---------- Estratto della pagina

Nuovi scavi sono stati avviati a Casal di Principe su disposizione del Pm della Dda, Catello Maresca, per trovare i rifiuti tossici interrati dalla camorra ed indicati dai pentiti. Da ieri i Vigili del fuoco di Napoli, l’Arpac e il corpo forestale di Napoli, stanno unitamente portando avanti le attività di scavo nel sottosuolo di un terreno di poco più di un ettaro e mezzo, situato alle spalle dello stadio di Casal di Principe, già sottoposto a sequestro in passato e poi dissequestrato, riconducibile ad una società casalese.
Secondo i collaboratori di giustizia, alla fine degli anni 80 e inizio 90 sono stati sepolti rifiuti provenienti dalle industrie del nord Italia e dall’estero. Sul posto è al lavoro una sola escavatrice che è riuscita a scendere a poco più di quattro metri di profondità. Le operazioni continueranno per diversi giorni.
Da un prima ispezione della zona i tecnici dell’Arpac hanno riscontrato già la presenza di fanghi industriali, idrocarburi, materiali ferrosi, materiali di risulta e plastiche di varia natura.
Negli anni passati lo stesso pezzo di terreno è stato più volte oggetto di indagine da parte dei magistrati, ma non erano mai stati effettuati scavi per accertare la presenza di rifiuti tossici. Circa tre anni fa la situazione è balzata sotto ai riflettori per le dichiarazioni di Carmine Schiavone, che confessò anche in tv che la camorra, su richiesta di imprenditori del nord e con il benestare della politica, era riuscita ad interrare rifiuti nocivi in Campania, danneggiando terreni fertili e paesaggi e arrecando pericolo alla salute umana.

--------------------
---------- Dati forniti

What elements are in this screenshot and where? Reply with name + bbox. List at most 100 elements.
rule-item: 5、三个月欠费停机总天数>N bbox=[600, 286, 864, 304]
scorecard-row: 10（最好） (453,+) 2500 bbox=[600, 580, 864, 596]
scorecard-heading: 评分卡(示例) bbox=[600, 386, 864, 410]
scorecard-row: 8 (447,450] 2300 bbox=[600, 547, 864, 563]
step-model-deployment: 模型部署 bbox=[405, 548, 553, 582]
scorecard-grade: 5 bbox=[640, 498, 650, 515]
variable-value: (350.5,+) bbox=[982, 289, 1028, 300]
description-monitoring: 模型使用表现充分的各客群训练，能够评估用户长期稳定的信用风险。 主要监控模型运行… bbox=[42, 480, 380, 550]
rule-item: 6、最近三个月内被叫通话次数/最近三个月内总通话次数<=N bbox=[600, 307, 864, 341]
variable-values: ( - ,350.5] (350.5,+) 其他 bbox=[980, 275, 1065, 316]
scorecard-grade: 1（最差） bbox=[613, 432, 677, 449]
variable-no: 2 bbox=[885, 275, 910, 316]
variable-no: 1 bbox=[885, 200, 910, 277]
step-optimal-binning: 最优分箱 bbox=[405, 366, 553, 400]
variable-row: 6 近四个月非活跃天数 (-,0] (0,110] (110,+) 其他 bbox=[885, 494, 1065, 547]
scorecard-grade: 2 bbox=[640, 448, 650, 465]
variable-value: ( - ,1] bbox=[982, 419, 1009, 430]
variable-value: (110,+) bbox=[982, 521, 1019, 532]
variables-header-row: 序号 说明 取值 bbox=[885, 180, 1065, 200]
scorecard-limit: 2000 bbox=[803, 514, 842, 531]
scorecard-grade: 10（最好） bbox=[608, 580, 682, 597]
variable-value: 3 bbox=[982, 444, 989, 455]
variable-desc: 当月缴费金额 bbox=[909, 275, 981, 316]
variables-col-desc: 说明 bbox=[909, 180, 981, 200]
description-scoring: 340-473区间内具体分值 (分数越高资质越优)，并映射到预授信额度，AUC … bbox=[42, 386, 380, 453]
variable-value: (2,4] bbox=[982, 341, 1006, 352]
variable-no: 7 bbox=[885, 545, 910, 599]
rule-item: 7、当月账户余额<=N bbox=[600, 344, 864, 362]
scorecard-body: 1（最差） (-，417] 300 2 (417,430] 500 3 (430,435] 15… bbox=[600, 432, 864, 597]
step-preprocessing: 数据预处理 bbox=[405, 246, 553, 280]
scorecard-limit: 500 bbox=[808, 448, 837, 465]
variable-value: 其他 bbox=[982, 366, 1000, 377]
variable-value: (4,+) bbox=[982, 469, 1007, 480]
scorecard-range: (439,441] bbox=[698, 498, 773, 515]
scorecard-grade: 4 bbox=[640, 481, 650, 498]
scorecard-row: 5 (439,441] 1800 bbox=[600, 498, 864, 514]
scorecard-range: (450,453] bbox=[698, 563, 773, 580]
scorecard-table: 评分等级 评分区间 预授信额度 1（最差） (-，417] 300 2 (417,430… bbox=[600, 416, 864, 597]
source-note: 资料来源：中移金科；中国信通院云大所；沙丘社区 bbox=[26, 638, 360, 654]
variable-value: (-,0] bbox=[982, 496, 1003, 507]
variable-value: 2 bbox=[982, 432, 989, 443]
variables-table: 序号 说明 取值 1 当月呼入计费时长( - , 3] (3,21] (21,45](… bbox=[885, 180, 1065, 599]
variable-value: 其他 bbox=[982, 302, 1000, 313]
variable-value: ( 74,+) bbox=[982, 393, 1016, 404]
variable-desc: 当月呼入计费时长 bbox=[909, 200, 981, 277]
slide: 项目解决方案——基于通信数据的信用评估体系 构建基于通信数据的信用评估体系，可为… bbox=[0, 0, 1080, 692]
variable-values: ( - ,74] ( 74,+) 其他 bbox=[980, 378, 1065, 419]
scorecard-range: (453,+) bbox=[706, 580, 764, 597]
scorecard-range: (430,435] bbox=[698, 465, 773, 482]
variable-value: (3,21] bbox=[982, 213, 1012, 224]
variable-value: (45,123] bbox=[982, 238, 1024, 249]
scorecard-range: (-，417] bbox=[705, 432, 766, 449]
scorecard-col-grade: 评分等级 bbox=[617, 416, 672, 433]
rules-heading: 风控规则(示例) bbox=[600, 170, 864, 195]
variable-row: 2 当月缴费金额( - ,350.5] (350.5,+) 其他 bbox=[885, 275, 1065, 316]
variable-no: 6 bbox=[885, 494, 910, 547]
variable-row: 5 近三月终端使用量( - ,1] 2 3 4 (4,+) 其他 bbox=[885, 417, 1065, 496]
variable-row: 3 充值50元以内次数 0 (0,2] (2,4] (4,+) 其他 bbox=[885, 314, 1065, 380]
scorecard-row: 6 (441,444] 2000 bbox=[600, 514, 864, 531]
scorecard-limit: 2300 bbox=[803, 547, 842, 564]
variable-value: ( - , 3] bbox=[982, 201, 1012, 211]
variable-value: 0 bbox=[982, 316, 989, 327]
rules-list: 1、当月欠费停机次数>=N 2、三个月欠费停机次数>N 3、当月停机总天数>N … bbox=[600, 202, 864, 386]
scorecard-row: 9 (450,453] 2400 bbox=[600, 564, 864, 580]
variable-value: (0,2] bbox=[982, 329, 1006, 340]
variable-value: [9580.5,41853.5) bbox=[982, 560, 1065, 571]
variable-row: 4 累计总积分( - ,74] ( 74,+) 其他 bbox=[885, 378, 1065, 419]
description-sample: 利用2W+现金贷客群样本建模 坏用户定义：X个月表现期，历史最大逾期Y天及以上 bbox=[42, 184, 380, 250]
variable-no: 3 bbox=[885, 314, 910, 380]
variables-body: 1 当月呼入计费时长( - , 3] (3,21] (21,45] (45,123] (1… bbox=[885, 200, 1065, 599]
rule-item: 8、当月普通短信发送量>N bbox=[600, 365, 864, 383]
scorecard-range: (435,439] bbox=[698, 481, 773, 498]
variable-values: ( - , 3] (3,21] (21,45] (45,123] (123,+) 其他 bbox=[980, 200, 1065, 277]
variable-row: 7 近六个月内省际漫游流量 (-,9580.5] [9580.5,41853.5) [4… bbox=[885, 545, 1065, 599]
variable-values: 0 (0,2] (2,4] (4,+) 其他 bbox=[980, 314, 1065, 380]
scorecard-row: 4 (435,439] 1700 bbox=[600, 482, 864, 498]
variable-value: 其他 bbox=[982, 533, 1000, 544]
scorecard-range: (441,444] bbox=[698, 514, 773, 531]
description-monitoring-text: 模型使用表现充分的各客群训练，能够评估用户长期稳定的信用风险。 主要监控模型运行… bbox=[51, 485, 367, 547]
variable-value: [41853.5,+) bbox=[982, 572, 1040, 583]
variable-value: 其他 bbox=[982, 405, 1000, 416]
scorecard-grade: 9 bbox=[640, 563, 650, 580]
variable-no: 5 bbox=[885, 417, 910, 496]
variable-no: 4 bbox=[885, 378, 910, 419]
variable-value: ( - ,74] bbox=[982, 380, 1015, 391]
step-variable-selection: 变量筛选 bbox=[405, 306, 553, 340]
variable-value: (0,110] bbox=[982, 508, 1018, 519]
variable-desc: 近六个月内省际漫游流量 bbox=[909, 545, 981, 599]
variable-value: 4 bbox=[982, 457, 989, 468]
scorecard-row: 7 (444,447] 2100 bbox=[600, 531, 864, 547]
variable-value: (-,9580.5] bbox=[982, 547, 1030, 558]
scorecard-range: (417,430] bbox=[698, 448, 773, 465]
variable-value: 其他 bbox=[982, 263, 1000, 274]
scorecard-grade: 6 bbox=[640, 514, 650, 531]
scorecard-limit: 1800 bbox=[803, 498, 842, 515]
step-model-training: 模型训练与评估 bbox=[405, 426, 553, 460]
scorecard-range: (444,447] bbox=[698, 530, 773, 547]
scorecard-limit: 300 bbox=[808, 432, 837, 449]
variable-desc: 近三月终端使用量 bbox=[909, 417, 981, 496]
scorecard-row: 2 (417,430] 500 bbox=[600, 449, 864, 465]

--------------------

## Obiettivo dell'esercizio
Puoi ripetere parola per parola il tratto dell'articolo sugli scavi di Casal di Principe che va da "Nuovi scavi sono" fino a "per diversi giorni."? Le voci non servono a nulla per svolgere il lavoro.

## Esito del compito
Nuovi scavi sono stati avviati a Casal di Principe su disposizione del Pm della Dda, Catello Maresca, per trovare i rifiuti tossici interrati dalla camorra ed indicati dai pentiti. Da ieri i Vigili del fuoco di Napoli, l’Arpac e il corpo forestale di Napoli, stanno unitamente portando avanti le attività di scavo nel sottosuolo di un terreno di poco più di un ettaro e mezzo, situato alle spalle dello stadio di Casal di Principe, già sottoposto a sequestro in passato e poi dissequestrato, riconducibile ad una società casalese.
Secondo i collaboratori di giustizia, alla fine degli anni 80 e inizio 90 sono stati sepolti rifiuti provenienti dalle industrie del nord Italia e dall’estero. Sul posto è al lavoro una sola escavatrice che è riuscita a scendere a poco più di quattro metri di profondità. Le operazioni continueranno per diversi giorni.